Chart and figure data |
※ ※ ※

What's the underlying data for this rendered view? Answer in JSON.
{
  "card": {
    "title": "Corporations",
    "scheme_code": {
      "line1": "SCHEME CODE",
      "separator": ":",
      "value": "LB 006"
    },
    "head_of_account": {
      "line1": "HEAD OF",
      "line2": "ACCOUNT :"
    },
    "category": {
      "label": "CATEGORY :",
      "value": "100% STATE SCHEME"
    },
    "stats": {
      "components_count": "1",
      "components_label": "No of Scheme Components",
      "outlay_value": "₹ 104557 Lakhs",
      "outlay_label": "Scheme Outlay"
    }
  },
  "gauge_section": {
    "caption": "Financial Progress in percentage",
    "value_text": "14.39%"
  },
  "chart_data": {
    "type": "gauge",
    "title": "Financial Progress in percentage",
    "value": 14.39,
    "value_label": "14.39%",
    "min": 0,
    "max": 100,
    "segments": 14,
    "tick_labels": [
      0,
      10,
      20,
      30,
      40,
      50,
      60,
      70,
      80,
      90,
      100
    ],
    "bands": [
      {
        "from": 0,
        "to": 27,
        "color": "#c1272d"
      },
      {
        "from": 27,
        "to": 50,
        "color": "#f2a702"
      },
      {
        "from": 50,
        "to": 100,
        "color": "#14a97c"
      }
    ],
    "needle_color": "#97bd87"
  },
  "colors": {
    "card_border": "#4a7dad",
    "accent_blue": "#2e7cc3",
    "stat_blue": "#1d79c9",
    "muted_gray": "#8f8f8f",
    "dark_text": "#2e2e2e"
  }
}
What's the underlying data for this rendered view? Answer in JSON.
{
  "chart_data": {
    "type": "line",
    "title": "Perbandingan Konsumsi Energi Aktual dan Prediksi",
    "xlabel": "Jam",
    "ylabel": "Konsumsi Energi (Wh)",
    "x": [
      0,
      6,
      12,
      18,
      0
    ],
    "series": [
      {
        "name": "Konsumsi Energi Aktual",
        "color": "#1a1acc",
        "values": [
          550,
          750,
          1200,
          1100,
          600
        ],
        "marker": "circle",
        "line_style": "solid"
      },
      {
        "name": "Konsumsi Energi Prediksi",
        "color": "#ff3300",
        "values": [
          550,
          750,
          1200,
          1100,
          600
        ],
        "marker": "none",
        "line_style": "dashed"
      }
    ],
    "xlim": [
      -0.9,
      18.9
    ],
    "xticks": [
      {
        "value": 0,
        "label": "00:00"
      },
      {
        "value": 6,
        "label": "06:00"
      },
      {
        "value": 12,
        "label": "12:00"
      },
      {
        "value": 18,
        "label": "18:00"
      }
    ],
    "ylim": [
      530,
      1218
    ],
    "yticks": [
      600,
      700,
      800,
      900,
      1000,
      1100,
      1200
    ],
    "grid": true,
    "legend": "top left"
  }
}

※ ※ ※

Exercise prompt |
Retype every entry word for word.

Solution to the problem |
What's the underlying data for this rendered view? Answer in JSON.
{
  "card": {
    "title": "Corporations",
    "scheme_code": {
      "line1": "SCHEME CODE",
      "separator": ":",
      "value": "LB 006"
    },
    "head_of_account": {
      "line1": "HEAD OF",
      "line2": "ACCOUNT :"
    },
    "category": {
      "label": "CATEGORY :",
      "value": "100% STATE SCHEME"
    },
    "stats": {
      "components_count": "1",
      "components_label": "No of Scheme Components",
      "outlay_value": "₹ 104557 Lakhs",
      "outlay_label": "Scheme Outlay"
    }
  },
  "gauge_section": {
    "caption": "Financial Progress in percentage",
    "value_text": "14.39%"
  },
  "chart_data": {
    "type": "gauge",
    "title": "Financial Progress in percentage",
    "value": 14.39,
    "value_label": "14.39%",
    "min": 0,
    "max": 100,
    "segments": 14,
    "tick_labels": [
      0,
      10,
      20,
      30,
      40,
      50,
      60,
      70,
      80,
      90,
      100
    ],
    "bands": [
      {
        "from": 0,
        "to": 27,
        "color": "#c1272d"
      },
      {
        "from": 27,
        "to": 50,
        "color": "#f2a702"
      },
      {
        "from": 50,
        "to": 100,
        "color": "#14a97c"
      }
    ],
    "needle_color": "#97bd87"
  },
  "colors": {
    "card_border": "#4a7dad",
    "accent_blue": "#2e7cc3",
    "stat_blue": "#1d79c9",
    "muted_gray": "#8f8f8f",
    "dark_text": "#2e2e2e"
  }
}
What's the underlying data for this rendered view? Answer in JSON.
{
  "chart_data": {
    "type": "line",
    "title": "Perbandingan Konsumsi Energi Aktual dan Prediksi",
    "xlabel": "Jam",
    "ylabel": "Konsumsi Energi (Wh)",
    "x": [
      0,
      6,
      12,
      18,
      0
    ],
    "series": [
      {
        "name": "Konsumsi Energi Aktual",
        "color": "#1a1acc",
        "values": [
          550,
          750,
          1200,
          1100,
          600
        ],
        "marker": "circle",
        "line_style": "solid"
      },
      {
        "name": "Konsumsi Energi Prediksi",
        "color": "#ff3300",
        "values": [
          550,
          750,
          1200,
          1100,
          600
        ],
        "marker": "none",
        "line_style": "dashed"
      }
    ],
    "xlim": [
      -0.9,
      18.9
    ],
    "xticks": [
      {
        "value": 0,
        "label": "00:00"
      },
      {
        "value": 6,
        "label": "06:00"
      },
      {
        "value": 12,
        "label": "12:00"
      },
      {
        "value": 18,
        "label": "18:00"
      }
    ],
    "ylim": [
      530,
      1218
    ],
    "yticks": [
      600,
      700,
      800,
      900,
      1000,
      1100,
      1200
    ],
    "grid": true,
    "legend": "top left"
  }
}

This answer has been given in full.